%%

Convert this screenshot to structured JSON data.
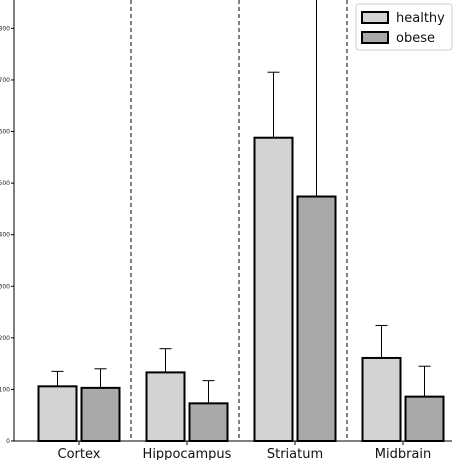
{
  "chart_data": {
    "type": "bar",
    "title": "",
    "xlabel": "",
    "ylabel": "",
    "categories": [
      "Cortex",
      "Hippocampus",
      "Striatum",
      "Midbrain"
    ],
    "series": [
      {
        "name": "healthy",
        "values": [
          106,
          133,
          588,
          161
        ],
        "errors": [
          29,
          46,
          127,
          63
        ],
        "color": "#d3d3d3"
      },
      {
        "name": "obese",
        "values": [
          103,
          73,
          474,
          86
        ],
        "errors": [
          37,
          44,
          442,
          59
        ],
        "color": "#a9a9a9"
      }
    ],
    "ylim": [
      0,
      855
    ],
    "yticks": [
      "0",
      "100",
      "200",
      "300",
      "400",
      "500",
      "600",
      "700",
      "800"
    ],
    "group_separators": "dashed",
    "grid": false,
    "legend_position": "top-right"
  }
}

%%

● Aim of the task: Repeat the material above word for word, please, apart from its images.

● Solution:
Convert this screenshot to structured JSON data.
{
  "chart_data": {
    "type": "bar",
    "title": "",
    "xlabel": "",
    "ylabel": "",
    "categories": [
      "Cortex",
      "Hippocampus",
      "Striatum",
      "Midbrain"
    ],
    "series": [
      {
        "name": "healthy",
        "values": [
          106,
          133,
          588,
          161
        ],
        "errors": [
          29,
          46,
          127,
          63
        ],
        "color": "#d3d3d3"
      },
      {
        "name": "obese",
        "values": [
          103,
          73,
          474,
          86
        ],
        "errors": [
          37,
          44,
          442,
          59
        ],
        "color": "#a9a9a9"
      }
    ],
    "ylim": [
      0,
      855
    ],
    "yticks": [
      "0",
      "100",
      "200",
      "300",
      "400",
      "500",
      "600",
      "700",
      "800"
    ],
    "group_separators": "dashed",
    "grid": false,
    "legend_position": "top-right"
  }
}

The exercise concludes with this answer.